> [EXERCISE] Locate the lines that hold the string "this". Copy every such line.
++++ SUPPLIED DATA
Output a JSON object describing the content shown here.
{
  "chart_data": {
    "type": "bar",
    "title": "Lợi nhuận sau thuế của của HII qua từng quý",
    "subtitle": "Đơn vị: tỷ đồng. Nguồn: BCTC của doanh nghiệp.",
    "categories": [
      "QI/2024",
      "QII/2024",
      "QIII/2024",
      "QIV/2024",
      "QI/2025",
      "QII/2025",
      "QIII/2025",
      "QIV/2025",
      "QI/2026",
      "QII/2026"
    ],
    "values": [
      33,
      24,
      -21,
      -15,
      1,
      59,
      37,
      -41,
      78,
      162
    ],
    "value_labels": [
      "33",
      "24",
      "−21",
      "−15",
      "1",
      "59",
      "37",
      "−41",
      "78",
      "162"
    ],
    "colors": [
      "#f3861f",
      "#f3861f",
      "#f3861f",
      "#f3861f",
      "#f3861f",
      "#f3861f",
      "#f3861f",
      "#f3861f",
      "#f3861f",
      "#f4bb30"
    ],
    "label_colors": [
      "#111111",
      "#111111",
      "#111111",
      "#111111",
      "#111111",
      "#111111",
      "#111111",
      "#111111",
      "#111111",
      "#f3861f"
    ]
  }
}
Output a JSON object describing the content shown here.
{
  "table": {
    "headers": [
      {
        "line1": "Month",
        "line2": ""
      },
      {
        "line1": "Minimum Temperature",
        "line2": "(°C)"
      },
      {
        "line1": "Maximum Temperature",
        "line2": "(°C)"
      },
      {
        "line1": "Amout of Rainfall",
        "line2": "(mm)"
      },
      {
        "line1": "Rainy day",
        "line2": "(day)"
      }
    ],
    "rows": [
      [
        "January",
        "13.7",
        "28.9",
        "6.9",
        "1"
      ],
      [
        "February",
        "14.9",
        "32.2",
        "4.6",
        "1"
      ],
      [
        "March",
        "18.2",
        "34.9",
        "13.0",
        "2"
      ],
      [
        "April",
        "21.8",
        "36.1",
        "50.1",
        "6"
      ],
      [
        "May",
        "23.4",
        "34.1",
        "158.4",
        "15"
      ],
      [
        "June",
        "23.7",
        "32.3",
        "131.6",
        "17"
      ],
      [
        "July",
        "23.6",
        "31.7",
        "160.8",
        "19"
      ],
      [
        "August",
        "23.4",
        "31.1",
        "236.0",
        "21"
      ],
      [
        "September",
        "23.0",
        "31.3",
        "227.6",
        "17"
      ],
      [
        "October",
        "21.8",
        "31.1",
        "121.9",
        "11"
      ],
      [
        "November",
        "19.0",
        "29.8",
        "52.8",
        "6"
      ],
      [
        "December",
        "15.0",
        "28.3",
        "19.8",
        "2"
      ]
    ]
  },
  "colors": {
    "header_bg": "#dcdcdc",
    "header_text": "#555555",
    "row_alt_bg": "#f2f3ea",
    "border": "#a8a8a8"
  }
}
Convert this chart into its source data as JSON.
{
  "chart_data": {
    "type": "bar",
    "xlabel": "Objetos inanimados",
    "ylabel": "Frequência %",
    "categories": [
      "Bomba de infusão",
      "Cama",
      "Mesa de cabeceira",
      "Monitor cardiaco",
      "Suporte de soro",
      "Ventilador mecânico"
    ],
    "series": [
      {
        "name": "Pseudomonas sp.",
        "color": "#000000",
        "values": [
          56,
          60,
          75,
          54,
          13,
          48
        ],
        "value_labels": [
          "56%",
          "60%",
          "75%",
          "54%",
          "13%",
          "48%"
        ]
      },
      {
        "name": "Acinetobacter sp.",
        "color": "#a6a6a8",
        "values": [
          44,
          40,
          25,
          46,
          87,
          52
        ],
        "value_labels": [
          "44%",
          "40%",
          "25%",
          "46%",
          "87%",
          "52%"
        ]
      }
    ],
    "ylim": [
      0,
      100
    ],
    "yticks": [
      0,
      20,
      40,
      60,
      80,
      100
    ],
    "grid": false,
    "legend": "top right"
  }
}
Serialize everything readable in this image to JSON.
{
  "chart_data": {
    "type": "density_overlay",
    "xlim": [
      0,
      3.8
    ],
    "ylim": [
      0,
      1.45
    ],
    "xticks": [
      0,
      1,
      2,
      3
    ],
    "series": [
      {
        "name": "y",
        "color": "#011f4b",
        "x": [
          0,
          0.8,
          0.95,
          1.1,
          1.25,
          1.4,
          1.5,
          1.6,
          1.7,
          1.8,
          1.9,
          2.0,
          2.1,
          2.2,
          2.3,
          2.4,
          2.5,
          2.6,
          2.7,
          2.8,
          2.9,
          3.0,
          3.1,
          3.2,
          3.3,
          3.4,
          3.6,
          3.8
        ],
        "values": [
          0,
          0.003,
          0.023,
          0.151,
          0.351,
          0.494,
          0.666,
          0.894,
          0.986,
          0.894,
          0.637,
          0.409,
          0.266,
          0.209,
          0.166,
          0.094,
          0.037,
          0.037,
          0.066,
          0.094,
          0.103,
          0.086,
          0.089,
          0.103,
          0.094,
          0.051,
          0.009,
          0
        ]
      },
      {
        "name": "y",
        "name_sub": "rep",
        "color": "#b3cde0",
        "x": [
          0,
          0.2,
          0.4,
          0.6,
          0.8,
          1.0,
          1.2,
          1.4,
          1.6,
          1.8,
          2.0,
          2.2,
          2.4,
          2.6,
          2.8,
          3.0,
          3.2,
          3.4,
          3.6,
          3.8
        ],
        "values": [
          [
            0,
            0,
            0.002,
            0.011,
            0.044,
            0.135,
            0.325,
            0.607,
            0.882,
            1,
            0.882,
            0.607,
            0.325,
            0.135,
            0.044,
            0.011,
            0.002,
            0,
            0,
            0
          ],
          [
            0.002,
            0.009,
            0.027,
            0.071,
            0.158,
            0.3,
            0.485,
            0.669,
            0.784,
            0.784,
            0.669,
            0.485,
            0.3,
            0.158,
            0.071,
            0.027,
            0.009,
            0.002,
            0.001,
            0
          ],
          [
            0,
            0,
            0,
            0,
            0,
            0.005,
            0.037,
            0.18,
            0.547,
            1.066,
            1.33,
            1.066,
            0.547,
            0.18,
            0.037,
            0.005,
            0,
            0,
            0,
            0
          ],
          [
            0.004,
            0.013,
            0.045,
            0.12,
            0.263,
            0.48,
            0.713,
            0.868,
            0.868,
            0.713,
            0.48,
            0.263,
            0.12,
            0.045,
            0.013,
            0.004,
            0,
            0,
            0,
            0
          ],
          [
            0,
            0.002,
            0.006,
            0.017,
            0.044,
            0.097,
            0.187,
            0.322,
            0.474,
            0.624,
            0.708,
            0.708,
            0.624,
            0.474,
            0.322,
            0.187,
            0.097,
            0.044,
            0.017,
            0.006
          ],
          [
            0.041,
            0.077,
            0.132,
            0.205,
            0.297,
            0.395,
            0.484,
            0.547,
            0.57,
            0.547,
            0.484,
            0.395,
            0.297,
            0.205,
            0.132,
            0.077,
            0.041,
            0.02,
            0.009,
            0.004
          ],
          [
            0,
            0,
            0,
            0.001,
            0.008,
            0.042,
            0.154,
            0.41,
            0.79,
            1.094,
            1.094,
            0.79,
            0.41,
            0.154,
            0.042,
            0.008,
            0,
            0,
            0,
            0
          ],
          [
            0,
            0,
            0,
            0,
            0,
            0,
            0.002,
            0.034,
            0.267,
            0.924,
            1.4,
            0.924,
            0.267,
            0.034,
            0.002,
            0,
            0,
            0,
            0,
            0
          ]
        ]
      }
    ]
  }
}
++++++++
> [WRITTEN SOLUTION]
Convert this chart into its source data as JSON.
Serialize everything readable in this image to JSON.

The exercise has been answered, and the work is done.